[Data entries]
:::
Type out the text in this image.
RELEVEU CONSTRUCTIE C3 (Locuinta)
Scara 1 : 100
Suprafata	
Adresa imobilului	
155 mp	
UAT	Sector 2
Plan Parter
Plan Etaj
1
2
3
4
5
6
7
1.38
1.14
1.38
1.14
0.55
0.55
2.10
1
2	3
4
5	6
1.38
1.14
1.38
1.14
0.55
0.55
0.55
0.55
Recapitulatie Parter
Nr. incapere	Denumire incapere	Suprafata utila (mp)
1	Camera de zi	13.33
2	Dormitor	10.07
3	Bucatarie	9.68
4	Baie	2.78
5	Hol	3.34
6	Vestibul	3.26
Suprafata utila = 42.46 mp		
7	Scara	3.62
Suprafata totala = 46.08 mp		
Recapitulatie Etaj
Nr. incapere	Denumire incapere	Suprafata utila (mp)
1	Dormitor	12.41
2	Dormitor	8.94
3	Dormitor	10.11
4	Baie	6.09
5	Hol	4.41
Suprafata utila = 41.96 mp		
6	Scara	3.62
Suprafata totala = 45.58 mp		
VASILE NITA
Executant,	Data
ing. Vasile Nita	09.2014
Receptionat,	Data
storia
:::
Prompt>
Repeat every line of the records above exactly.

Task response>
Type out the text in this image.
RELEVEU CONSTRUCTIE C3 (Locuinta)
Scara 1 : 100
Suprafata	
Adresa imobilului	
155 mp	
UAT	Sector 2
Plan Parter
Plan Etaj
1
2
3
4
5
6
7
1.38
1.14
1.38
1.14
0.55
0.55
2.10
1
2	3
4
5	6
1.38
1.14
1.38
1.14
0.55
0.55
0.55
0.55
Recapitulatie Parter
Nr. incapere	Denumire incapere	Suprafata utila (mp)
1	Camera de zi	13.33
2	Dormitor	10.07
3	Bucatarie	9.68
4	Baie	2.78
5	Hol	3.34
6	Vestibul	3.26
Suprafata utila = 42.46 mp		
7	Scara	3.62
Suprafata totala = 46.08 mp		
Recapitulatie Etaj
Nr. incapere	Denumire incapere	Suprafata utila (mp)
1	Dormitor	12.41
2	Dormitor	8.94
3	Dormitor	10.11
4	Baie	6.09
5	Hol	4.41
Suprafata utila = 41.96 mp		
6	Scara	3.62
Suprafata totala = 45.58 mp		
VASILE NITA
Executant,	Data
ing. Vasile Nita	09.2014
Receptionat,	Data
storia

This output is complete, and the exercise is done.